Return the records exactly as they are.
[START Dataset excerpts]
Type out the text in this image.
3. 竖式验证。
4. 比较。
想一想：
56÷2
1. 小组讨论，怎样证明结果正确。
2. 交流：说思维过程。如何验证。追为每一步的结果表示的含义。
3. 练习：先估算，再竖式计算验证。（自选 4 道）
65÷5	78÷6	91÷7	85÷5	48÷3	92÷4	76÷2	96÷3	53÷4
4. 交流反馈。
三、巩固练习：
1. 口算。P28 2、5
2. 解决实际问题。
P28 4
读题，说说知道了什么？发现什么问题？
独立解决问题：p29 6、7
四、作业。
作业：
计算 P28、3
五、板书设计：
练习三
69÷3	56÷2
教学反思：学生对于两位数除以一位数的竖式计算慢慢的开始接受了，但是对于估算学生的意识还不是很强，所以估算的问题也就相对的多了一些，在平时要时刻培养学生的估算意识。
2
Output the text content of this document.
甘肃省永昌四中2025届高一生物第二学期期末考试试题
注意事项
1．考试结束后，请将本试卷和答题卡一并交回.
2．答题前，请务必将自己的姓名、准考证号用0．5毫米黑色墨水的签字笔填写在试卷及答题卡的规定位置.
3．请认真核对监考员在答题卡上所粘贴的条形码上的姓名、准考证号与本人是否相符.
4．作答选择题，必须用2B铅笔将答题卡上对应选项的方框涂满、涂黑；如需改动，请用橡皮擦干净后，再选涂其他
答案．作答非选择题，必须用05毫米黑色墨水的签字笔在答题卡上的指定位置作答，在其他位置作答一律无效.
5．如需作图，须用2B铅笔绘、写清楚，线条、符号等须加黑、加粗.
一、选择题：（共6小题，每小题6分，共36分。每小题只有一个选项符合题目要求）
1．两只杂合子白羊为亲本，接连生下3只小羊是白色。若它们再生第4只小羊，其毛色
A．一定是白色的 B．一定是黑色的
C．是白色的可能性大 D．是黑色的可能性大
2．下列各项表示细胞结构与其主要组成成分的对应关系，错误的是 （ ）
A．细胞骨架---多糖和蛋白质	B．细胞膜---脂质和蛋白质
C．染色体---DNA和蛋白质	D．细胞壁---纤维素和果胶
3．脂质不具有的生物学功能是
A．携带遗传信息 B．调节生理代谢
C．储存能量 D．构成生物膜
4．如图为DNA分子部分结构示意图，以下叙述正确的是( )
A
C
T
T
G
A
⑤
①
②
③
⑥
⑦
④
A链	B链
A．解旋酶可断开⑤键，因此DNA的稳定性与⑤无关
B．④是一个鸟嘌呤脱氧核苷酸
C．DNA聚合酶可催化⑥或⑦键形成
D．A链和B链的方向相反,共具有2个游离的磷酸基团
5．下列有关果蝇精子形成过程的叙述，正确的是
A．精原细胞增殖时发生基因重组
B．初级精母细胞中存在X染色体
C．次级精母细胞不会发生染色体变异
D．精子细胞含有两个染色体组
[END Dataset excerpts]
# [Task result]
Type out the text in this image.
3. 竖式验证。
4. 比较。
想一想：
56÷2
1. 小组讨论，怎样证明结果正确。
2. 交流：说思维过程。如何验证。追为每一步的结果表示的含义。
3. 练习：先估算，再竖式计算验证。（自选 4 道）
65÷5	78÷6	91÷7	85÷5	48÷3	92÷4	76÷2	96÷3	53÷4
4. 交流反馈。
三、巩固练习：
1. 口算。P28 2、5
2. 解决实际问题。
P28 4
读题，说说知道了什么？发现什么问题？
独立解决问题：p29 6、7
四、作业。
作业：
计算 P28、3
五、板书设计：
练习三
69÷3	56÷2
教学反思：学生对于两位数除以一位数的竖式计算慢慢的开始接受了，但是对于估算学生的意识还不是很强，所以估算的问题也就相对的多了一些，在平时要时刻培养学生的估算意识。
2
Output the text content of this document.
甘肃省永昌四中2025届高一生物第二学期期末考试试题
注意事项
1．考试结束后，请将本试卷和答题卡一并交回.
2．答题前，请务必将自己的姓名、准考证号用0．5毫米黑色墨水的签字笔填写在试卷及答题卡的规定位置.
3．请认真核对监考员在答题卡上所粘贴的条形码上的姓名、准考证号与本人是否相符.
4．作答选择题，必须用2B铅笔将答题卡上对应选项的方框涂满、涂黑；如需改动，请用橡皮擦干净后，再选涂其他
答案．作答非选择题，必须用05毫米黑色墨水的签字笔在答题卡上的指定位置作答，在其他位置作答一律无效.
5．如需作图，须用2B铅笔绘、写清楚，线条、符号等须加黑、加粗.
一、选择题：（共6小题，每小题6分，共36分。每小题只有一个选项符合题目要求）
1．两只杂合子白羊为亲本，接连生下3只小羊是白色。若它们再生第4只小羊，其毛色
A．一定是白色的 B．一定是黑色的
C．是白色的可能性大 D．是黑色的可能性大
2．下列各项表示细胞结构与其主要组成成分的对应关系，错误的是 （ ）
A．细胞骨架---多糖和蛋白质	B．细胞膜---脂质和蛋白质
C．染色体---DNA和蛋白质	D．细胞壁---纤维素和果胶
3．脂质不具有的生物学功能是
A．携带遗传信息 B．调节生理代谢
C．储存能量 D．构成生物膜
4．如图为DNA分子部分结构示意图，以下叙述正确的是( )
A
C
T
T
G
A
⑤
①
②
③
⑥
⑦
④
A链	B链
A．解旋酶可断开⑤键，因此DNA的稳定性与⑤无关
B．④是一个鸟嘌呤脱氧核苷酸
C．DNA聚合酶可催化⑥或⑦键形成
D．A链和B链的方向相反,共具有2个游离的磷酸基团
5．下列有关果蝇精子形成过程的叙述，正确的是
A．精原细胞增殖时发生基因重组
B．初级精母细胞中存在X染色体
C．次级精母细胞不会发生染色体变异
D．精子细胞含有两个染色体组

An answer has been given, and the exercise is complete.